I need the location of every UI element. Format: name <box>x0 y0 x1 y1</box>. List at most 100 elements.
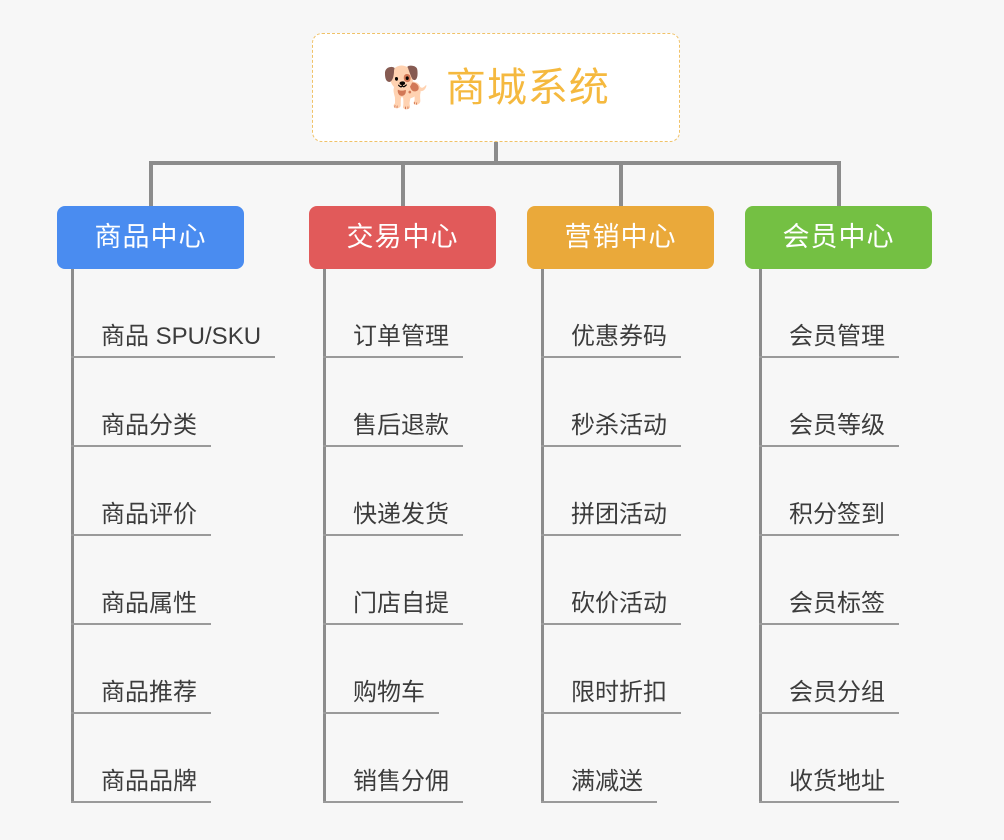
horizontal-bus-connector <box>149 161 841 165</box>
branch-marketing-center: 营销中心 优惠券码 秒杀活动 拼团活动 砍价活动 限时折扣 <box>527 206 714 803</box>
branch-header-label: 会员中心 <box>782 222 895 252</box>
branch-header-product-center[interactable]: 商品中心 <box>57 206 244 269</box>
branch-member-center: 会员中心 会员管理 会员等级 积分签到 会员标签 会员分组 <box>745 206 932 803</box>
leaf-list: 订单管理 售后退款 快递发货 门店自提 购物车 销售分佣 <box>309 269 539 803</box>
leaf-underline <box>71 356 276 358</box>
branch-header-label: 商品中心 <box>94 222 207 252</box>
leaf-label: 购物车 <box>353 679 425 706</box>
branch-trade-center: 交易中心 订单管理 售后退款 快递发货 门店自提 购物车 <box>309 206 496 803</box>
list-item[interactable]: 会员标签 <box>745 536 975 625</box>
leaf-label: 满减送 <box>571 768 643 795</box>
branch-spine <box>323 269 326 803</box>
leaf-underline <box>541 623 681 625</box>
leaf-underline <box>541 445 681 447</box>
leaf-label: 积分签到 <box>789 501 885 528</box>
leaf-underline <box>323 712 439 714</box>
branch-spine <box>759 269 762 803</box>
leaf-label: 商品评价 <box>101 501 197 528</box>
leaf-label: 门店自提 <box>353 590 449 617</box>
list-item[interactable]: 商品分类 <box>57 358 287 447</box>
leaf-underline <box>71 445 211 447</box>
leaf-label: 会员等级 <box>789 412 885 439</box>
leaf-label: 会员管理 <box>789 323 885 350</box>
branch-product-center: 商品中心 商品 SPU/SKU 商品分类 商品评价 商品属性 商品推荐 <box>57 206 276 803</box>
leaf-underline <box>759 801 899 803</box>
leaf-label: 优惠券码 <box>571 323 667 350</box>
leaf-label: 砍价活动 <box>571 590 667 617</box>
list-item[interactable]: 商品推荐 <box>57 625 287 714</box>
leaf-list: 优惠券码 秒杀活动 拼团活动 砍价活动 限时折扣 满减送 <box>527 269 757 803</box>
drop-connector-3 <box>619 161 623 208</box>
leaf-underline <box>71 534 211 536</box>
leaf-underline <box>323 356 463 358</box>
root-node[interactable]: 🐕 商城系统 <box>312 33 680 142</box>
list-item[interactable]: 商品属性 <box>57 536 287 625</box>
leaf-list: 会员管理 会员等级 积分签到 会员标签 会员分组 收货地址 <box>745 269 975 803</box>
branch-spine <box>541 269 544 803</box>
list-item[interactable]: 会员分组 <box>745 625 975 714</box>
leaf-underline <box>541 712 681 714</box>
leaf-label: 会员分组 <box>789 679 885 706</box>
leaf-underline <box>71 623 211 625</box>
dog-face-icon: 🐕 <box>382 65 432 110</box>
leaf-label: 商品推荐 <box>101 679 197 706</box>
list-item[interactable]: 商品品牌 <box>57 714 287 803</box>
list-item[interactable]: 优惠券码 <box>527 269 757 358</box>
branch-spine <box>71 269 74 803</box>
leaf-underline <box>71 801 211 803</box>
leaf-underline <box>541 534 681 536</box>
list-item[interactable]: 商品评价 <box>57 447 287 536</box>
leaf-underline <box>759 534 899 536</box>
leaf-underline <box>323 445 463 447</box>
leaf-underline <box>759 623 899 625</box>
list-item[interactable]: 门店自提 <box>309 536 539 625</box>
leaf-underline <box>759 712 899 714</box>
leaf-underline <box>323 623 463 625</box>
list-item[interactable]: 快递发货 <box>309 447 539 536</box>
leaf-label: 拼团活动 <box>571 501 667 528</box>
leaf-underline <box>323 534 463 536</box>
list-item[interactable]: 购物车 <box>309 625 539 714</box>
branch-header-trade-center[interactable]: 交易中心 <box>309 206 496 269</box>
list-item[interactable]: 订单管理 <box>309 269 539 358</box>
leaf-underline <box>71 712 211 714</box>
list-item[interactable]: 拼团活动 <box>527 447 757 536</box>
leaf-underline <box>759 356 899 358</box>
leaf-label: 销售分佣 <box>353 768 449 795</box>
leaf-label: 会员标签 <box>789 590 885 617</box>
list-item[interactable]: 会员管理 <box>745 269 975 358</box>
list-item[interactable]: 积分签到 <box>745 447 975 536</box>
leaf-label: 快递发货 <box>353 501 449 528</box>
leaf-label: 商品 SPU/SKU <box>101 323 262 350</box>
list-item[interactable]: 销售分佣 <box>309 714 539 803</box>
leaf-label: 秒杀活动 <box>571 412 667 439</box>
branch-header-label: 营销中心 <box>564 222 677 252</box>
leaf-label: 商品属性 <box>101 590 197 617</box>
drop-connector-4 <box>837 161 841 208</box>
list-item[interactable]: 商品 SPU/SKU <box>57 269 287 358</box>
leaf-label: 订单管理 <box>353 323 449 350</box>
leaf-label: 商品分类 <box>101 412 197 439</box>
leaf-underline <box>323 801 463 803</box>
leaf-label: 收货地址 <box>789 768 885 795</box>
list-item[interactable]: 满减送 <box>527 714 757 803</box>
list-item[interactable]: 售后退款 <box>309 358 539 447</box>
leaf-label: 限时折扣 <box>571 679 667 706</box>
branch-header-marketing-center[interactable]: 营销中心 <box>527 206 714 269</box>
root-node-title: 商城系统 <box>445 65 610 110</box>
branch-header-member-center[interactable]: 会员中心 <box>745 206 932 269</box>
leaf-list: 商品 SPU/SKU 商品分类 商品评价 商品属性 商品推荐 商品品牌 <box>57 269 287 803</box>
list-item[interactable]: 限时折扣 <box>527 625 757 714</box>
leaf-label: 商品品牌 <box>101 768 197 795</box>
branch-header-label: 交易中心 <box>346 222 459 252</box>
leaf-label: 售后退款 <box>353 412 449 439</box>
list-item[interactable]: 收货地址 <box>745 714 975 803</box>
list-item[interactable]: 秒杀活动 <box>527 358 757 447</box>
leaf-underline <box>541 356 681 358</box>
drop-connector-1 <box>149 161 153 208</box>
root-stem-connector <box>494 142 498 164</box>
list-item[interactable]: 砍价活动 <box>527 536 757 625</box>
list-item[interactable]: 会员等级 <box>745 358 975 447</box>
leaf-underline <box>541 801 657 803</box>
● ● ● ● ● ● ●
What is required –
Quote the records above word for word, leaving out the pictures.

Exercise answer –
I need the location of every UI element. Format: name <box>x0 y0 x1 y1</box>. List at most 100 elements.
horizontal-bus-connector <box>149 161 841 165</box>
branch-marketing-center: 营销中心 优惠券码 秒杀活动 拼团活动 砍价活动 限时折扣 <box>527 206 714 803</box>
branch-header-label: 会员中心 <box>782 222 895 252</box>
branch-header-product-center[interactable]: 商品中心 <box>57 206 244 269</box>
branch-member-center: 会员中心 会员管理 会员等级 积分签到 会员标签 会员分组 <box>745 206 932 803</box>
leaf-list: 订单管理 售后退款 快递发货 门店自提 购物车 销售分佣 <box>309 269 539 803</box>
leaf-underline <box>71 356 276 358</box>
branch-header-label: 商品中心 <box>94 222 207 252</box>
leaf-label: 购物车 <box>353 679 425 706</box>
branch-trade-center: 交易中心 订单管理 售后退款 快递发货 门店自提 购物车 <box>309 206 496 803</box>
list-item[interactable]: 会员标签 <box>745 536 975 625</box>
leaf-label: 满减送 <box>571 768 643 795</box>
branch-spine <box>323 269 326 803</box>
leaf-underline <box>541 623 681 625</box>
leaf-underline <box>541 445 681 447</box>
leaf-label: 积分签到 <box>789 501 885 528</box>
leaf-underline <box>323 712 439 714</box>
branch-spine <box>759 269 762 803</box>
leaf-label: 商品评价 <box>101 501 197 528</box>
leaf-label: 门店自提 <box>353 590 449 617</box>
list-item[interactable]: 商品分类 <box>57 358 287 447</box>
leaf-underline <box>71 445 211 447</box>
leaf-label: 会员等级 <box>789 412 885 439</box>
leaf-label: 会员管理 <box>789 323 885 350</box>
branch-product-center: 商品中心 商品 SPU/SKU 商品分类 商品评价 商品属性 商品推荐 <box>57 206 276 803</box>
leaf-underline <box>759 801 899 803</box>
leaf-label: 优惠券码 <box>571 323 667 350</box>
leaf-label: 砍价活动 <box>571 590 667 617</box>
list-item[interactable]: 商品推荐 <box>57 625 287 714</box>
leaf-list: 优惠券码 秒杀活动 拼团活动 砍价活动 限时折扣 满减送 <box>527 269 757 803</box>
drop-connector-3 <box>619 161 623 208</box>
leaf-underline <box>71 534 211 536</box>
leaf-underline <box>323 356 463 358</box>
root-node[interactable]: 🐕 商城系统 <box>312 33 680 142</box>
list-item[interactable]: 商品属性 <box>57 536 287 625</box>
leaf-list: 会员管理 会员等级 积分签到 会员标签 会员分组 收货地址 <box>745 269 975 803</box>
branch-spine <box>541 269 544 803</box>
list-item[interactable]: 会员分组 <box>745 625 975 714</box>
leaf-underline <box>541 712 681 714</box>
leaf-label: 会员分组 <box>789 679 885 706</box>
leaf-underline <box>71 623 211 625</box>
dog-face-icon: 🐕 <box>382 65 432 110</box>
leaf-label: 商品推荐 <box>101 679 197 706</box>
list-item[interactable]: 商品品牌 <box>57 714 287 803</box>
list-item[interactable]: 优惠券码 <box>527 269 757 358</box>
branch-spine <box>71 269 74 803</box>
leaf-underline <box>71 801 211 803</box>
leaf-underline <box>541 534 681 536</box>
list-item[interactable]: 商品评价 <box>57 447 287 536</box>
leaf-underline <box>759 534 899 536</box>
leaf-underline <box>323 445 463 447</box>
leaf-underline <box>759 623 899 625</box>
list-item[interactable]: 门店自提 <box>309 536 539 625</box>
leaf-underline <box>759 712 899 714</box>
leaf-underline <box>323 623 463 625</box>
list-item[interactable]: 快递发货 <box>309 447 539 536</box>
leaf-label: 拼团活动 <box>571 501 667 528</box>
leaf-underline <box>323 534 463 536</box>
list-item[interactable]: 购物车 <box>309 625 539 714</box>
branch-header-trade-center[interactable]: 交易中心 <box>309 206 496 269</box>
list-item[interactable]: 订单管理 <box>309 269 539 358</box>
leaf-underline <box>71 712 211 714</box>
list-item[interactable]: 拼团活动 <box>527 447 757 536</box>
leaf-underline <box>759 356 899 358</box>
leaf-label: 销售分佣 <box>353 768 449 795</box>
leaf-label: 会员标签 <box>789 590 885 617</box>
list-item[interactable]: 会员管理 <box>745 269 975 358</box>
list-item[interactable]: 积分签到 <box>745 447 975 536</box>
leaf-label: 快递发货 <box>353 501 449 528</box>
leaf-label: 商品 SPU/SKU <box>101 323 262 350</box>
list-item[interactable]: 销售分佣 <box>309 714 539 803</box>
leaf-label: 秒杀活动 <box>571 412 667 439</box>
branch-header-label: 营销中心 <box>564 222 677 252</box>
leaf-label: 商品属性 <box>101 590 197 617</box>
drop-connector-4 <box>837 161 841 208</box>
list-item[interactable]: 商品 SPU/SKU <box>57 269 287 358</box>
leaf-label: 订单管理 <box>353 323 449 350</box>
leaf-label: 商品分类 <box>101 412 197 439</box>
leaf-underline <box>323 801 463 803</box>
leaf-label: 收货地址 <box>789 768 885 795</box>
list-item[interactable]: 满减送 <box>527 714 757 803</box>
list-item[interactable]: 售后退款 <box>309 358 539 447</box>
leaf-label: 限时折扣 <box>571 679 667 706</box>
branch-header-marketing-center[interactable]: 营销中心 <box>527 206 714 269</box>
root-node-title: 商城系统 <box>445 65 610 110</box>
branch-header-member-center[interactable]: 会员中心 <box>745 206 932 269</box>
leaf-list: 商品 SPU/SKU 商品分类 商品评价 商品属性 商品推荐 商品品牌 <box>57 269 287 803</box>
list-item[interactable]: 限时折扣 <box>527 625 757 714</box>
leaf-label: 商品品牌 <box>101 768 197 795</box>
branch-header-label: 交易中心 <box>346 222 459 252</box>
leaf-label: 售后退款 <box>353 412 449 439</box>
list-item[interactable]: 收货地址 <box>745 714 975 803</box>
list-item[interactable]: 秒杀活动 <box>527 358 757 447</box>
leaf-underline <box>541 356 681 358</box>
drop-connector-1 <box>149 161 153 208</box>
root-stem-connector <box>494 142 498 164</box>
list-item[interactable]: 砍价活动 <box>527 536 757 625</box>
list-item[interactable]: 会员等级 <box>745 358 975 447</box>
leaf-underline <box>541 801 657 803</box>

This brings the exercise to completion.